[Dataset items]
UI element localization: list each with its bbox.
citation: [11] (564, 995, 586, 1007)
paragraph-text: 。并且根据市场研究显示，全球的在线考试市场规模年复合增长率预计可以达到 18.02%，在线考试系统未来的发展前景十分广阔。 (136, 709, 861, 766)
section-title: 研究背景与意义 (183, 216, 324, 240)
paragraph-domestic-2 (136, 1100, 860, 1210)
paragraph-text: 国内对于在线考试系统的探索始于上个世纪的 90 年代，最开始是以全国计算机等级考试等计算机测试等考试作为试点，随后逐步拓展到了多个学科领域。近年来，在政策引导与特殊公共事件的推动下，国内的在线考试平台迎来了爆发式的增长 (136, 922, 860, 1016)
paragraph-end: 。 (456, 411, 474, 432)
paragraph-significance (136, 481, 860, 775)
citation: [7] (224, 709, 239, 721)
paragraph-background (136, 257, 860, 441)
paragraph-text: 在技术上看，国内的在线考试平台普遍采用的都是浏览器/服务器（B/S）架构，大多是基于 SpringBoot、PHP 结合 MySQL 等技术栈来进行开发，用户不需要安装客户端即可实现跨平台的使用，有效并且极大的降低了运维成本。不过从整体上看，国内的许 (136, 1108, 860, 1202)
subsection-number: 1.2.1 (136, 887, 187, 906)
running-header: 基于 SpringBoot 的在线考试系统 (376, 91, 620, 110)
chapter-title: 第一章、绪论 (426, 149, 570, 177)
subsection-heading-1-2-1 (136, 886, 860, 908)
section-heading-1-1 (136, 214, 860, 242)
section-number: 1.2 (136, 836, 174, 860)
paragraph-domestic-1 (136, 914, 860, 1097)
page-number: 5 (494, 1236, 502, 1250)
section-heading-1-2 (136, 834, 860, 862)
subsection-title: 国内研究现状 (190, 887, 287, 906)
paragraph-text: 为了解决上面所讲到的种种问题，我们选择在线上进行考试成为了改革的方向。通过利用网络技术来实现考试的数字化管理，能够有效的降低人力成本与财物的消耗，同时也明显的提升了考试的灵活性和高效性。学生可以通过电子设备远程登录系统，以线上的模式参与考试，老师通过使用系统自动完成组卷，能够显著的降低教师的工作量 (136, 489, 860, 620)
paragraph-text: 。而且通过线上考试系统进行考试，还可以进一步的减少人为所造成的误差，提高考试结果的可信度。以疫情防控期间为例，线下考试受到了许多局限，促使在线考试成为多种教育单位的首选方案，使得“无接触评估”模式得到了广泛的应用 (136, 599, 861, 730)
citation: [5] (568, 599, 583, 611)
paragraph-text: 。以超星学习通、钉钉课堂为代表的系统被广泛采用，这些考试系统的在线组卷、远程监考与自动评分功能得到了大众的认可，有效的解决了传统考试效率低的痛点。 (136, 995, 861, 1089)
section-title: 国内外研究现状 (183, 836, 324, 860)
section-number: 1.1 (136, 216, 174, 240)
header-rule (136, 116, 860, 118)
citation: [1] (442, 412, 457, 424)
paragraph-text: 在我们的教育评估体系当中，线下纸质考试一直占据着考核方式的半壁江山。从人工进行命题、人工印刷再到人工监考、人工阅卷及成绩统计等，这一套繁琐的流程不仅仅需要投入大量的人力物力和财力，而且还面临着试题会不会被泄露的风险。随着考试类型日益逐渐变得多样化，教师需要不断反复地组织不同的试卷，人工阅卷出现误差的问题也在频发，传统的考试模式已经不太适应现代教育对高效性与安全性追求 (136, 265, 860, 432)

Your instructions -
Extract the material from its first line through the line that contains "section-number: 1.1 (136, 216, 174, 240)", including both ends, and reproduce those lines unchanged.

Solution for this problem -
UI element localization: list each with its bbox.
citation: [11] (564, 995, 586, 1007)
paragraph-text: 。并且根据市场研究显示，全球的在线考试市场规模年复合增长率预计可以达到 18.02%，在线考试系统未来的发展前景十分广阔。 (136, 709, 861, 766)
section-title: 研究背景与意义 (183, 216, 324, 240)
paragraph-domestic-2 (136, 1100, 860, 1210)
paragraph-text: 国内对于在线考试系统的探索始于上个世纪的 90 年代，最开始是以全国计算机等级考试等计算机测试等考试作为试点，随后逐步拓展到了多个学科领域。近年来，在政策引导与特殊公共事件的推动下，国内的在线考试平台迎来了爆发式的增长 (136, 922, 860, 1016)
paragraph-end: 。 (456, 411, 474, 432)
paragraph-significance (136, 481, 860, 775)
citation: [7] (224, 709, 239, 721)
paragraph-background (136, 257, 860, 441)
paragraph-text: 在技术上看，国内的在线考试平台普遍采用的都是浏览器/服务器（B/S）架构，大多是基于 SpringBoot、PHP 结合 MySQL 等技术栈来进行开发，用户不需要安装客户端即可实现跨平台的使用，有效并且极大的降低了运维成本。不过从整体上看，国内的许 (136, 1108, 860, 1202)
subsection-number: 1.2.1 (136, 887, 187, 906)
running-header: 基于 SpringBoot 的在线考试系统 (376, 91, 620, 110)
chapter-title: 第一章、绪论 (426, 149, 570, 177)
subsection-heading-1-2-1 (136, 886, 860, 908)
section-heading-1-1 (136, 214, 860, 242)
section-number: 1.2 (136, 836, 174, 860)
paragraph-domestic-1 (136, 914, 860, 1097)
page-number: 5 (494, 1236, 502, 1250)
section-heading-1-2 (136, 834, 860, 862)
subsection-title: 国内研究现状 (190, 887, 287, 906)
paragraph-text: 为了解决上面所讲到的种种问题，我们选择在线上进行考试成为了改革的方向。通过利用网络技术来实现考试的数字化管理，能够有效的降低人力成本与财物的消耗，同时也明显的提升了考试的灵活性和高效性。学生可以通过电子设备远程登录系统，以线上的模式参与考试，老师通过使用系统自动完成组卷，能够显著的降低教师的工作量 (136, 489, 860, 620)
paragraph-text: 。而且通过线上考试系统进行考试，还可以进一步的减少人为所造成的误差，提高考试结果的可信度。以疫情防控期间为例，线下考试受到了许多局限，促使在线考试成为多种教育单位的首选方案，使得“无接触评估”模式得到了广泛的应用 (136, 599, 861, 730)
citation: [5] (568, 599, 583, 611)
paragraph-text: 。以超星学习通、钉钉课堂为代表的系统被广泛采用，这些考试系统的在线组卷、远程监考与自动评分功能得到了大众的认可，有效的解决了传统考试效率低的痛点。 (136, 995, 861, 1089)
section-title: 国内外研究现状 (183, 836, 324, 860)
section-number: 1.1 (136, 216, 174, 240)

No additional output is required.